▶ **Requirement**:
Your task is to write out the complete listing exactly as it is shown.
Begin Data for this exercise
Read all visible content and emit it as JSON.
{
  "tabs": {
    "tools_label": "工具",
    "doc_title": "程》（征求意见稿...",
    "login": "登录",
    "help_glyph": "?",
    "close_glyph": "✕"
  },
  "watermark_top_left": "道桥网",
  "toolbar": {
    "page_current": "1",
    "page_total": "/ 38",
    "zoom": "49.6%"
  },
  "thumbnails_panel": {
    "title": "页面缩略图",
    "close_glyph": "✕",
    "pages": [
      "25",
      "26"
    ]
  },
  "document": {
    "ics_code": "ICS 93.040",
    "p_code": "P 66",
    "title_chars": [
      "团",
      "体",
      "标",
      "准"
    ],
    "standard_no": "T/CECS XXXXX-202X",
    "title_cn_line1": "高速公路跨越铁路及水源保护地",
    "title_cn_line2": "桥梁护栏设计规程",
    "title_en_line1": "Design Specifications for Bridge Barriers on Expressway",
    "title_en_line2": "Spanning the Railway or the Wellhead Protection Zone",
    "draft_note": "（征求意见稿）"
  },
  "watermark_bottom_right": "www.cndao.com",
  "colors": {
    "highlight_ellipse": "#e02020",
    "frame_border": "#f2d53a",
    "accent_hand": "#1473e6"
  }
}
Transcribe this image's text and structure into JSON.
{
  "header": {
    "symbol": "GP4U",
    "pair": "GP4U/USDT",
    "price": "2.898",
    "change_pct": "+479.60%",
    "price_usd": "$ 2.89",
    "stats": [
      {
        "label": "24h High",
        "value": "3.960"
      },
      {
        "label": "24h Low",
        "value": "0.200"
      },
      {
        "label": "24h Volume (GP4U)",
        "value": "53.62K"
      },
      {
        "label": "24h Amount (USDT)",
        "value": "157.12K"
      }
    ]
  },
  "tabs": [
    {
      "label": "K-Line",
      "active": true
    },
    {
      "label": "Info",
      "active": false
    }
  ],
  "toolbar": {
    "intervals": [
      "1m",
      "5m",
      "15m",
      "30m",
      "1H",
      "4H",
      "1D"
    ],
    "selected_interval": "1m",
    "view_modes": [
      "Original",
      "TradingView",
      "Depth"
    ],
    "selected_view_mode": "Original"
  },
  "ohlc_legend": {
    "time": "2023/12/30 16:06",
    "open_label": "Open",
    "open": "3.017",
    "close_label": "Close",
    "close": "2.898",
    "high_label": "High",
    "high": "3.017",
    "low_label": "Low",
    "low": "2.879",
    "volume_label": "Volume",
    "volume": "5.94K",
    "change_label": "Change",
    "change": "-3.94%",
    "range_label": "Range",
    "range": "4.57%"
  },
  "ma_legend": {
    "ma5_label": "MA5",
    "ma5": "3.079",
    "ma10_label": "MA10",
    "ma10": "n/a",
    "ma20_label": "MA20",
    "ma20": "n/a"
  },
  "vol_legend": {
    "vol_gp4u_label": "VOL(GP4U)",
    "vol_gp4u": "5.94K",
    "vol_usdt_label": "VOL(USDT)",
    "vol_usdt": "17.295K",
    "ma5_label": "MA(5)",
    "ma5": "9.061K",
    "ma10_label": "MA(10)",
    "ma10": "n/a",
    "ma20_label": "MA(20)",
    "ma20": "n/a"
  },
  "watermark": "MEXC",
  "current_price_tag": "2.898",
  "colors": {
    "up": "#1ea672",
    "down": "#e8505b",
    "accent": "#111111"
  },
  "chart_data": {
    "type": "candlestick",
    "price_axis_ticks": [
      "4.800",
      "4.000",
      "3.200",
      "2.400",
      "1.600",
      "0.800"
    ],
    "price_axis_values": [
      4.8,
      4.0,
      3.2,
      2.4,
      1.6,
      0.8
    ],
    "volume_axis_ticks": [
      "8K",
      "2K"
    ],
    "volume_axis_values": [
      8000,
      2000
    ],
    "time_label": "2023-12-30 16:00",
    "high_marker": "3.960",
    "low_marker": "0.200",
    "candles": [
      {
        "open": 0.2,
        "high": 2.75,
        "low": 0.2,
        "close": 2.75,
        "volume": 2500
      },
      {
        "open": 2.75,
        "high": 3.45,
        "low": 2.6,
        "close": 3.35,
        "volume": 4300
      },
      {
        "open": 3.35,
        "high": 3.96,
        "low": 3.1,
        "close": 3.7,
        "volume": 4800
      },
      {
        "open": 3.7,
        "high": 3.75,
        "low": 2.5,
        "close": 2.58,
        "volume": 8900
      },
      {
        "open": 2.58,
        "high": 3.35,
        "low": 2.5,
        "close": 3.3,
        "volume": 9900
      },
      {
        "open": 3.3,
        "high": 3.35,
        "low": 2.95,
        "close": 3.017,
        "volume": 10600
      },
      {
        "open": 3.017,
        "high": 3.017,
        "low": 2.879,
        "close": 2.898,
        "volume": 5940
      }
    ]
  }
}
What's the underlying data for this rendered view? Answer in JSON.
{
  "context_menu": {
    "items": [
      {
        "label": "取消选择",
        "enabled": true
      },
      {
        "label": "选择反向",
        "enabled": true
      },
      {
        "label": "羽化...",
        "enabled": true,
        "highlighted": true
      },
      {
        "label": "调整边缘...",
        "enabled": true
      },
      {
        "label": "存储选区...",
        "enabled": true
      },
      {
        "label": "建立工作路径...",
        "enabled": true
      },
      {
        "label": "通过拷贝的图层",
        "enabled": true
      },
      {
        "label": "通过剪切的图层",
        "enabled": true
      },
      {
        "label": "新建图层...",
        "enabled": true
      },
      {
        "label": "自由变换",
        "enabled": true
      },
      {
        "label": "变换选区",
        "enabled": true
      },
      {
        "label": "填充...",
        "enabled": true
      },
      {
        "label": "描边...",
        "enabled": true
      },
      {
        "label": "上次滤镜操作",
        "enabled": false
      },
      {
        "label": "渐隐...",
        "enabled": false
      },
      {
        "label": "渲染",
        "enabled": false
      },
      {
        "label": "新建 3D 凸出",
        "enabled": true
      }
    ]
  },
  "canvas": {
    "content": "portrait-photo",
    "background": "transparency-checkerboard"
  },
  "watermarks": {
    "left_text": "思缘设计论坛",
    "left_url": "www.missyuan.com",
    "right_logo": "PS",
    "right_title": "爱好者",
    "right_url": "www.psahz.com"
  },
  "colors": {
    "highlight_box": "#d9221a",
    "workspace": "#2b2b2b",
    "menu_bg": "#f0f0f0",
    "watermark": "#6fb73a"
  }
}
End Data for this exercise
▶ **Solution to this problem**:
Read all visible content and emit it as JSON.
{
  "tabs": {
    "tools_label": "工具",
    "doc_title": "程》（征求意见稿...",
    "login": "登录",
    "help_glyph": "?",
    "close_glyph": "✕"
  },
  "watermark_top_left": "道桥网",
  "toolbar": {
    "page_current": "1",
    "page_total": "/ 38",
    "zoom": "49.6%"
  },
  "thumbnails_panel": {
    "title": "页面缩略图",
    "close_glyph": "✕",
    "pages": [
      "25",
      "26"
    ]
  },
  "document": {
    "ics_code": "ICS 93.040",
    "p_code": "P 66",
    "title_chars": [
      "团",
      "体",
      "标",
      "准"
    ],
    "standard_no": "T/CECS XXXXX-202X",
    "title_cn_line1": "高速公路跨越铁路及水源保护地",
    "title_cn_line2": "桥梁护栏设计规程",
    "title_en_line1": "Design Specifications for Bridge Barriers on Expressway",
    "title_en_line2": "Spanning the Railway or the Wellhead Protection Zone",
    "draft_note": "（征求意见稿）"
  },
  "watermark_bottom_right": "www.cndao.com",
  "colors": {
    "highlight_ellipse": "#e02020",
    "frame_border": "#f2d53a",
    "accent_hand": "#1473e6"
  }
}
Transcribe this image's text and structure into JSON.
{
  "header": {
    "symbol": "GP4U",
    "pair": "GP4U/USDT",
    "price": "2.898",
    "change_pct": "+479.60%",
    "price_usd": "$ 2.89",
    "stats": [
      {
        "label": "24h High",
        "value": "3.960"
      },
      {
        "label": "24h Low",
        "value": "0.200"
      },
      {
        "label": "24h Volume (GP4U)",
        "value": "53.62K"
      },
      {
        "label": "24h Amount (USDT)",
        "value": "157.12K"
      }
    ]
  },
  "tabs": [
    {
      "label": "K-Line",
      "active": true
    },
    {
      "label": "Info",
      "active": false
    }
  ],
  "toolbar": {
    "intervals": [
      "1m",
      "5m",
      "15m",
      "30m",
      "1H",
      "4H",
      "1D"
    ],
    "selected_interval": "1m",
    "view_modes": [
      "Original",
      "TradingView",
      "Depth"
    ],
    "selected_view_mode": "Original"
  },
  "ohlc_legend": {
    "time": "2023/12/30 16:06",
    "open_label": "Open",
    "open": "3.017",
    "close_label": "Close",
    "close": "2.898",
    "high_label": "High",
    "high": "3.017",
    "low_label": "Low",
    "low": "2.879",
    "volume_label": "Volume",
    "volume": "5.94K",
    "change_label": "Change",
    "change": "-3.94%",
    "range_label": "Range",
    "range": "4.57%"
  },
  "ma_legend": {
    "ma5_label": "MA5",
    "ma5": "3.079",
    "ma10_label": "MA10",
    "ma10": "n/a",
    "ma20_label": "MA20",
    "ma20": "n/a"
  },
  "vol_legend": {
    "vol_gp4u_label": "VOL(GP4U)",
    "vol_gp4u": "5.94K",
    "vol_usdt_label": "VOL(USDT)",
    "vol_usdt": "17.295K",
    "ma5_label": "MA(5)",
    "ma5": "9.061K",
    "ma10_label": "MA(10)",
    "ma10": "n/a",
    "ma20_label": "MA(20)",
    "ma20": "n/a"
  },
  "watermark": "MEXC",
  "current_price_tag": "2.898",
  "colors": {
    "up": "#1ea672",
    "down": "#e8505b",
    "accent": "#111111"
  },
  "chart_data": {
    "type": "candlestick",
    "price_axis_ticks": [
      "4.800",
      "4.000",
      "3.200",
      "2.400",
      "1.600",
      "0.800"
    ],
    "price_axis_values": [
      4.8,
      4.0,
      3.2,
      2.4,
      1.6,
      0.8
    ],
    "volume_axis_ticks": [
      "8K",
      "2K"
    ],
    "volume_axis_values": [
      8000,
      2000
    ],
    "time_label": "2023-12-30 16:00",
    "high_marker": "3.960",
    "low_marker": "0.200",
    "candles": [
      {
        "open": 0.2,
        "high": 2.75,
        "low": 0.2,
        "close": 2.75,
        "volume": 2500
      },
      {
        "open": 2.75,
        "high": 3.45,
        "low": 2.6,
        "close": 3.35,
        "volume": 4300
      },
      {
        "open": 3.35,
        "high": 3.96,
        "low": 3.1,
        "close": 3.7,
        "volume": 4800
      },
      {
        "open": 3.7,
        "high": 3.75,
        "low": 2.5,
        "close": 2.58,
        "volume": 8900
      },
      {
        "open": 2.58,
        "high": 3.35,
        "low": 2.5,
        "close": 3.3,
        "volume": 9900
      },
      {
        "open": 3.3,
        "high": 3.35,
        "low": 2.95,
        "close": 3.017,
        "volume": 10600
      },
      {
        "open": 3.017,
        "high": 3.017,
        "low": 2.879,
        "close": 2.898,
        "volume": 5940
      }
    ]
  }
}
What's the underlying data for this rendered view? Answer in JSON.
{
  "context_menu": {
    "items": [
      {
        "label": "取消选择",
        "enabled": true
      },
      {
        "label": "选择反向",
        "enabled": true
      },
      {
        "label": "羽化...",
        "enabled": true,
        "highlighted": true
      },
      {
        "label": "调整边缘...",
        "enabled": true
      },
      {
        "label": "存储选区...",
        "enabled": true
      },
      {
        "label": "建立工作路径...",
        "enabled": true
      },
      {
        "label": "通过拷贝的图层",
        "enabled": true
      },
      {
        "label": "通过剪切的图层",
        "enabled": true
      },
      {
        "label": "新建图层...",
        "enabled": true
      },
      {
        "label": "自由变换",
        "enabled": true
      },
      {
        "label": "变换选区",
        "enabled": true
      },
      {
        "label": "填充...",
        "enabled": true
      },
      {
        "label": "描边...",
        "enabled": true
      },
      {
        "label": "上次滤镜操作",
        "enabled": false
      },
      {
        "label": "渐隐...",
        "enabled": false
      },
      {
        "label": "渲染",
        "enabled": false
      },
      {
        "label": "新建 3D 凸出",
        "enabled": true
      }
    ]
  },
  "canvas": {
    "content": "portrait-photo",
    "background": "transparency-checkerboard"
  },
  "watermarks": {
    "left_text": "思缘设计论坛",
    "left_url": "www.missyuan.com",
    "right_logo": "PS",
    "right_title": "爱好者",
    "right_url": "www.psahz.com"
  },
  "colors": {
    "highlight_box": "#d9221a",
    "workspace": "#2b2b2b",
    "menu_bg": "#f0f0f0",
    "watermark": "#6fb73a"
  }
}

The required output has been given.